Begin DATA EXTRACT

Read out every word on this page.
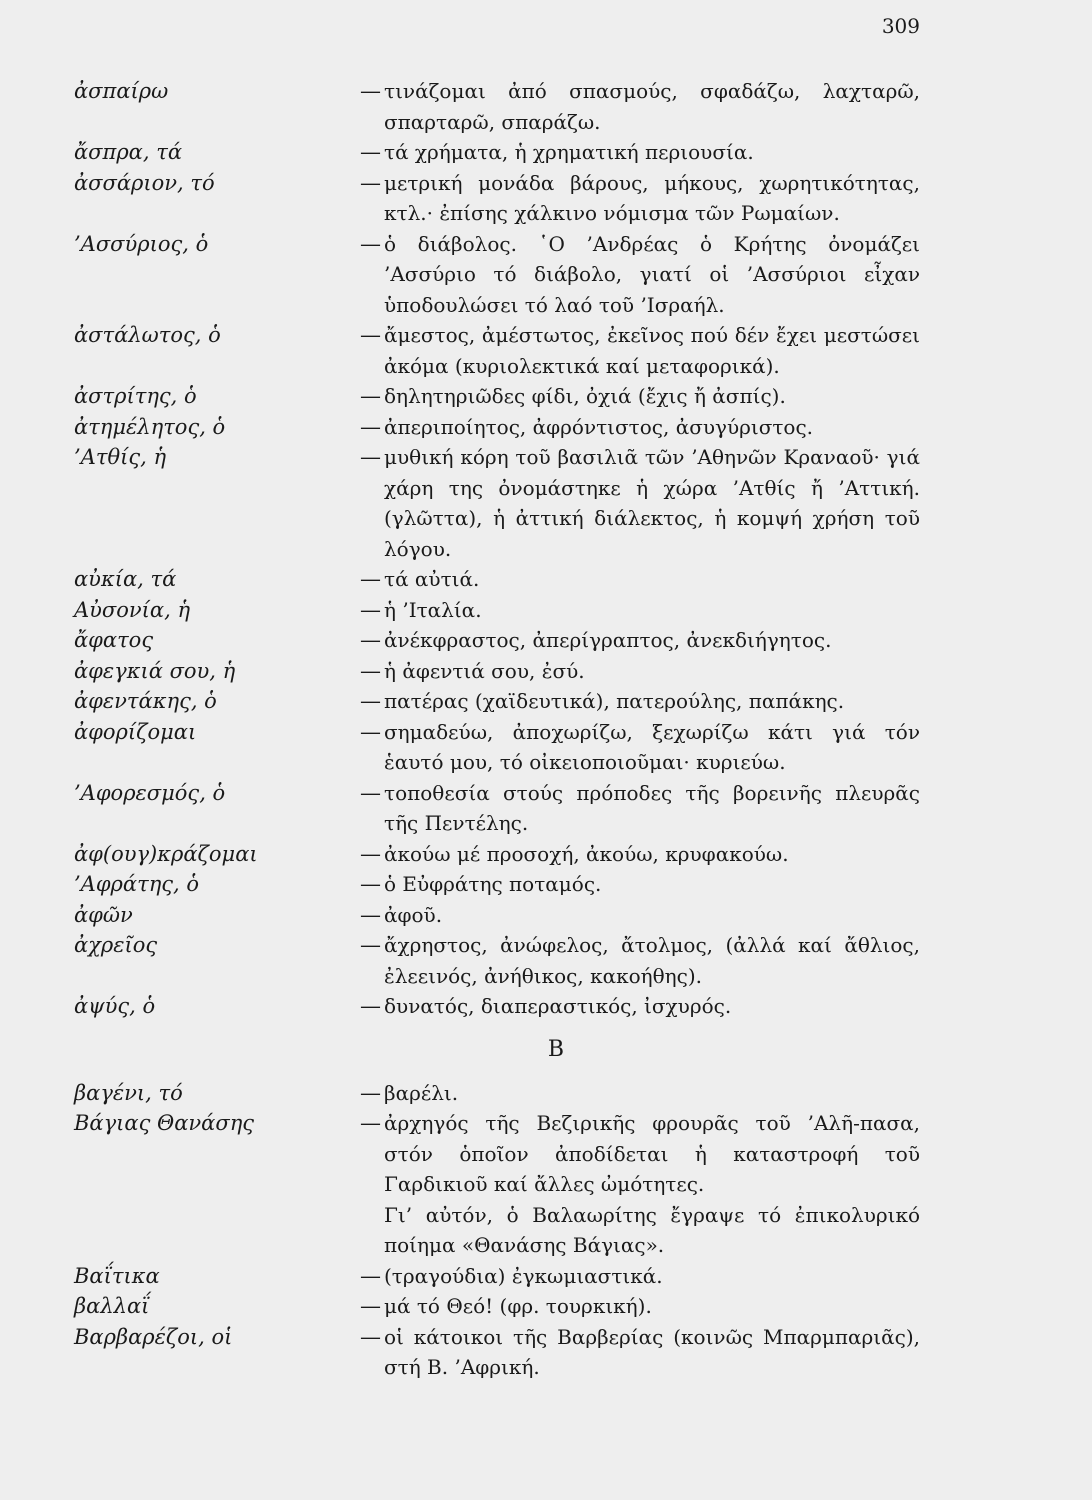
309
ἀσπαίρω	— τινάζομαι ἀπό σπασμούς, σφαδάζω, λαχταρῶ, σπαρταρῶ, σπαράζω.
ἄσπρα, τά	— τά χρήματα, ἡ χρηματική περιουσία.
ἀσσάριον, τό	— μετρική μονάδα βάρους, μήκους, χωρητικότητας, κτλ.· ἐπίσης χάλκινο νόμισμα τῶν Ρωμαίων.
’Ασσύριος, ὁ	— ὁ διάβολος. ῾Ο ’Ανδρέας ὁ Κρήτης ὀνομάζει ’Ασσύριο τό διάβολο, γιατί οἱ ’Ασσύριοι εἶχαν ὑποδουλώσει τό λαό τοῦ ’Ισραήλ.
ἀστάλωτος, ὁ	— ἄμεστος, ἀμέστωτος, ἐκεῖνος πού δέν ἔχει μεστώσει ἀκόμα (κυριολεκτικά καί μεταφορικά).
ἀστρίτης, ὁ	— δηλητηριῶδες φίδι, ὀχιά (ἔχις ἤ ἀσπίς).
ἀτημέλητος, ὁ	— ἀπεριποίητος, ἀφρόντιστος, ἀσυγύριστος.
’Ατθίς, ἡ	— μυθική κόρη τοῦ βασιλιᾶ τῶν ’Αθηνῶν Κραναοῦ· γιά χάρη της ὀνομάστηκε ἡ χώρα ’Ατθίς ἤ ’Αττική. (γλῶττα), ἡ ἀττική διάλεκτος, ἡ κομψή χρήση τοῦ λόγου.
αὐκία, τά	— τά αὐτιά.
Αὐσονία, ἡ	— ἡ ’Ιταλία.
ἄφατος	— ἀνέκφραστος, ἀπερίγραπτος, ἀνεκδιήγητος.
ἀφεγκιά σου, ἡ	— ἡ ἀφεντιά σου, ἐσύ.
ἀφεντάκης, ὁ	— πατέρας (χαϊδευτικά), πατερούλης, παπάκης.
ἀφορίζομαι	— σημαδεύω, ἀποχωρίζω, ξεχωρίζω κάτι γιά τόν ἑαυτό μου, τό οἰκειοποιοῦμαι· κυριεύω.
’Αφορεσμός, ὁ	— τοποθεσία στούς πρόποδες τῆς βορεινῆς πλευρᾶς τῆς Πεντέλης.
ἀφ(ουγ)κράζομαι	— ἀκούω μέ προσοχή, ἀκούω, κρυφακούω.
’Αφράτης, ὁ	— ὁ Εὐφράτης ποταμός.
ἀφῶν	— ἀφοῦ.
ἀχρεῖος	— ἄχρηστος, ἀνώφελος, ἄτολμος, (ἀλλά καί ἄθλιος, ἐλεεινός, ἀνήθικος, κακοήθης).
ἀψύς, ὁ	— δυνατός, διαπεραστικός, ἰσχυρός.
Β
βαγένι, τό	— βαρέλι.
Βάγιας Θανάσης	— ἀρχηγός τῆς Βεζιρικῆς φρουρᾶς τοῦ ’Αλῆ-πασα, στόν ὁποῖον ἀποδίδεται ἡ καταστροφή τοῦ Γαρδικιοῦ καί ἄλλες ὠμότητες.
Γι’ αὐτόν, ὁ Βαλαωρίτης ἔγραψε τό ἐπικολυρικό ποίημα «Θανάσης Βάγιας».
Βαΐτικα	— (τραγούδια) ἐγκωμιαστικά.
βαλλαΐ	— μά τό Θεό! (φρ. τουρκική).
Βαρβαρέζοι, οἱ	— οἱ κάτοικοι τῆς Βαρβερίας (κοινῶς Μπαρμπαριᾶς), στή Β. ’Αφρική.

End DATA EXTRACT

■ **SHORT TASK**: Transcribe the complete set of entries verbatim. No pictures belong in the copy.

■ **WRITTEN RESPONSE**:
Read out every word on this page.
309
ἀσπαίρω	— τινάζομαι ἀπό σπασμούς, σφαδάζω, λαχταρῶ, σπαρταρῶ, σπαράζω.
ἄσπρα, τά	— τά χρήματα, ἡ χρηματική περιουσία.
ἀσσάριον, τό	— μετρική μονάδα βάρους, μήκους, χωρητικότητας, κτλ.· ἐπίσης χάλκινο νόμισμα τῶν Ρωμαίων.
’Ασσύριος, ὁ	— ὁ διάβολος. ῾Ο ’Ανδρέας ὁ Κρήτης ὀνομάζει ’Ασσύριο τό διάβολο, γιατί οἱ ’Ασσύριοι εἶχαν ὑποδουλώσει τό λαό τοῦ ’Ισραήλ.
ἀστάλωτος, ὁ	— ἄμεστος, ἀμέστωτος, ἐκεῖνος πού δέν ἔχει μεστώσει ἀκόμα (κυριολεκτικά καί μεταφορικά).
ἀστρίτης, ὁ	— δηλητηριῶδες φίδι, ὀχιά (ἔχις ἤ ἀσπίς).
ἀτημέλητος, ὁ	— ἀπεριποίητος, ἀφρόντιστος, ἀσυγύριστος.
’Ατθίς, ἡ	— μυθική κόρη τοῦ βασιλιᾶ τῶν ’Αθηνῶν Κραναοῦ· γιά χάρη της ὀνομάστηκε ἡ χώρα ’Ατθίς ἤ ’Αττική. (γλῶττα), ἡ ἀττική διάλεκτος, ἡ κομψή χρήση τοῦ λόγου.
αὐκία, τά	— τά αὐτιά.
Αὐσονία, ἡ	— ἡ ’Ιταλία.
ἄφατος	— ἀνέκφραστος, ἀπερίγραπτος, ἀνεκδιήγητος.
ἀφεγκιά σου, ἡ	— ἡ ἀφεντιά σου, ἐσύ.
ἀφεντάκης, ὁ	— πατέρας (χαϊδευτικά), πατερούλης, παπάκης.
ἀφορίζομαι	— σημαδεύω, ἀποχωρίζω, ξεχωρίζω κάτι γιά τόν ἑαυτό μου, τό οἰκειοποιοῦμαι· κυριεύω.
’Αφορεσμός, ὁ	— τοποθεσία στούς πρόποδες τῆς βορεινῆς πλευρᾶς τῆς Πεντέλης.
ἀφ(ουγ)κράζομαι	— ἀκούω μέ προσοχή, ἀκούω, κρυφακούω.
’Αφράτης, ὁ	— ὁ Εὐφράτης ποταμός.
ἀφῶν	— ἀφοῦ.
ἀχρεῖος	— ἄχρηστος, ἀνώφελος, ἄτολμος, (ἀλλά καί ἄθλιος, ἐλεεινός, ἀνήθικος, κακοήθης).
ἀψύς, ὁ	— δυνατός, διαπεραστικός, ἰσχυρός.
Β
βαγένι, τό	— βαρέλι.
Βάγιας Θανάσης	— ἀρχηγός τῆς Βεζιρικῆς φρουρᾶς τοῦ ’Αλῆ-πασα, στόν ὁποῖον ἀποδίδεται ἡ καταστροφή τοῦ Γαρδικιοῦ καί ἄλλες ὠμότητες.
Γι’ αὐτόν, ὁ Βαλαωρίτης ἔγραψε τό ἐπικολυρικό ποίημα «Θανάσης Βάγιας».
Βαΐτικα	— (τραγούδια) ἐγκωμιαστικά.
βαλλαΐ	— μά τό Θεό! (φρ. τουρκική).
Βαρβαρέζοι, οἱ	— οἱ κάτοικοι τῆς Βαρβερίας (κοινῶς Μπαρμπαριᾶς), στή Β. ’Αφρική.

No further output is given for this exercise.